--- Start Provided entries ---
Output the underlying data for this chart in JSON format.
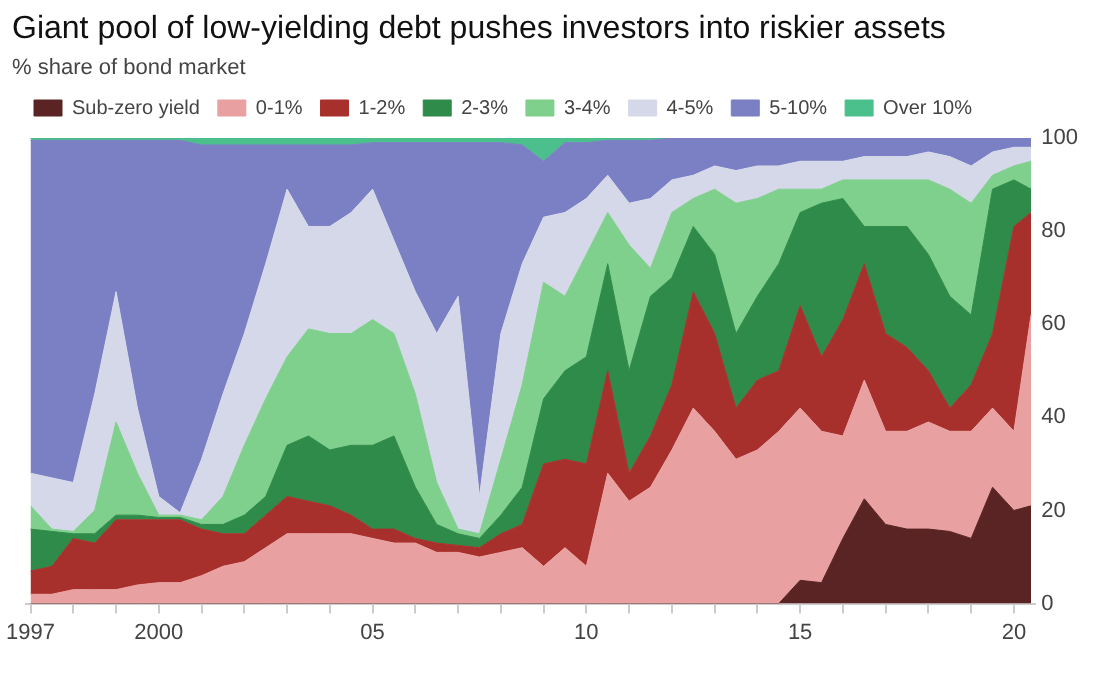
{
  "chart_data": {
    "type": "area",
    "title": "Giant pool of low-yielding debt pushes investors into riskier assets",
    "subtitle": "% share of bond market",
    "stacked": true,
    "legend": "top left",
    "grid": false,
    "marker": "none",
    "x": [
      1997,
      1997.5,
      1998,
      1998.5,
      1999,
      1999.5,
      2000,
      2000.5,
      2001,
      2001.5,
      2002,
      2002.5,
      2003,
      2003.5,
      2004,
      2004.5,
      2005,
      2005.5,
      2006,
      2006.5,
      2007,
      2007.5,
      2008,
      2008.5,
      2009,
      2009.5,
      2010,
      2010.5,
      2011,
      2011.5,
      2012,
      2012.5,
      2013,
      2013.5,
      2014,
      2014.5,
      2015,
      2015.5,
      2016,
      2016.5,
      2017,
      2017.5,
      2018,
      2018.5,
      2019,
      2019.5,
      2020,
      2020.4
    ],
    "xlim": [
      1996.9,
      2020.5
    ],
    "xticks": [
      1997,
      {
        "value": 1998,
        "label": null
      },
      {
        "value": 1999,
        "label": null
      },
      2000,
      {
        "value": 2001,
        "label": null
      },
      {
        "value": 2002,
        "label": null
      },
      {
        "value": 2003,
        "label": null
      },
      {
        "value": 2004,
        "label": null
      },
      {
        "value": 2005,
        "label": "05"
      },
      {
        "value": 2006,
        "label": null
      },
      {
        "value": 2007,
        "label": null
      },
      {
        "value": 2008,
        "label": null
      },
      {
        "value": 2009,
        "label": null
      },
      {
        "value": 2010,
        "label": "10"
      },
      {
        "value": 2011,
        "label": null
      },
      {
        "value": 2012,
        "label": null
      },
      {
        "value": 2013,
        "label": null
      },
      {
        "value": 2014,
        "label": null
      },
      {
        "value": 2015,
        "label": "15"
      },
      {
        "value": 2016,
        "label": null
      },
      {
        "value": 2017,
        "label": null
      },
      {
        "value": 2018,
        "label": null
      },
      {
        "value": 2019,
        "label": null
      },
      {
        "value": 2020,
        "label": "20"
      }
    ],
    "ylim": [
      0,
      100
    ],
    "yticks": [
      0,
      20,
      40,
      60,
      80,
      100
    ],
    "series": [
      {
        "name": "Sub-zero yield",
        "color": "#5a2424",
        "values": [
          0,
          0,
          0,
          0,
          0,
          0,
          0,
          0,
          0,
          0,
          0,
          0,
          0,
          0,
          0,
          0,
          0,
          0,
          0,
          0,
          0,
          0,
          0,
          0,
          0,
          0,
          0,
          0,
          0,
          0,
          0,
          0,
          0,
          0,
          0,
          0,
          5,
          4.5,
          14,
          22.5,
          17,
          16,
          16,
          15.5,
          14,
          25,
          20,
          21
        ]
      },
      {
        "name": "0-1%",
        "color": "#e8a0a0",
        "values": [
          2,
          2,
          3,
          3,
          3,
          4,
          4.5,
          4.5,
          6,
          8,
          9,
          12,
          15,
          15,
          15,
          15,
          14,
          13,
          13,
          11,
          11,
          10,
          11,
          12,
          8,
          12,
          8,
          28,
          22,
          25,
          33,
          42,
          37,
          31,
          33,
          37,
          37,
          32.5,
          22,
          25.5,
          20,
          21,
          23,
          21.5,
          23,
          17,
          17,
          41
        ]
      },
      {
        "name": "1-2%",
        "color": "#a8302c",
        "values": [
          5,
          6,
          11,
          10,
          15,
          14,
          13.5,
          13.5,
          10,
          7,
          6,
          7,
          8,
          7,
          6,
          4,
          2,
          3,
          1,
          2,
          1.5,
          2,
          4,
          5,
          22,
          19,
          22,
          22,
          6,
          11,
          14,
          25,
          21,
          11,
          15,
          13,
          22,
          16,
          25,
          25,
          21,
          18,
          11,
          5,
          10,
          16,
          44,
          22
        ]
      },
      {
        "name": "2-3%",
        "color": "#2e8b4a",
        "values": [
          9,
          7.5,
          1,
          2,
          1,
          1,
          0.5,
          0.5,
          1,
          2,
          4,
          4,
          11,
          14,
          12,
          15,
          18,
          20,
          11,
          4,
          2.5,
          2,
          4,
          8,
          14,
          19,
          23,
          23,
          22,
          30,
          23,
          14,
          17,
          16,
          18,
          23,
          20,
          33,
          26,
          8,
          23,
          26,
          25,
          24,
          15,
          31,
          10,
          5
        ]
      },
      {
        "name": "3-4%",
        "color": "#7fd08c",
        "values": [
          5,
          0.5,
          0.5,
          5,
          20,
          9,
          0.5,
          0.5,
          1,
          6,
          15,
          21,
          19,
          23,
          25,
          24,
          27,
          22,
          20,
          9,
          1,
          1,
          12,
          22,
          25,
          16,
          22,
          11,
          27,
          6,
          14,
          6,
          14,
          28,
          21,
          16,
          5,
          3,
          4,
          10,
          10,
          10,
          16,
          23,
          24,
          3,
          3,
          6
        ]
      },
      {
        "name": "4-5%",
        "color": "#d4d8e8",
        "values": [
          7,
          11,
          10.5,
          25,
          28,
          14,
          4,
          0.5,
          13,
          22,
          24,
          29,
          36,
          22,
          23,
          26,
          28,
          20,
          22,
          32,
          50,
          8,
          27,
          26,
          14,
          18,
          12,
          8,
          9,
          15,
          7,
          5,
          5,
          7,
          7,
          5,
          6,
          6,
          4,
          5,
          5,
          5,
          6,
          7,
          8,
          5,
          4,
          3
        ]
      },
      {
        "name": "5-10%",
        "color": "#7b7fc4",
        "values": [
          71.5,
          72.5,
          73.5,
          54.5,
          32.5,
          57.5,
          76.5,
          80,
          67.5,
          53.5,
          40.5,
          25.5,
          9.5,
          17.5,
          17.5,
          14.5,
          10,
          21,
          32,
          41,
          33,
          76,
          41,
          25.5,
          12,
          15,
          12,
          7.5,
          13.5,
          12.5,
          9,
          8,
          6,
          7,
          6,
          6,
          5,
          5,
          5,
          4,
          4,
          4,
          3,
          4,
          6,
          3,
          2,
          2
        ]
      },
      {
        "name": "Over 10%",
        "color": "#4cc08c",
        "values": [
          0.5,
          0.5,
          0.5,
          0.5,
          0.5,
          0.5,
          0.5,
          0.5,
          1.5,
          1.5,
          1.5,
          1.5,
          1.5,
          1.5,
          1.5,
          1.5,
          1,
          1,
          1,
          1,
          1,
          1,
          1,
          1.5,
          5,
          1,
          1,
          0.5,
          0.5,
          0.5,
          0,
          0,
          0,
          0,
          0,
          0,
          0,
          0,
          0,
          0,
          0,
          0,
          0,
          0,
          0,
          0,
          0,
          0
        ]
      }
    ]
  }
}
--- End Provided entries ---
Show all lines in the entries above where the word "color" appears.

        "color": "#5a2424",
        "color": "#e8a0a0",
        "color": "#a8302c",
        "color": "#2e8b4a",
        "color": "#7fd08c",
        "color": "#d4d8e8",
        "color": "#7b7fc4",
        "color": "#4cc08c",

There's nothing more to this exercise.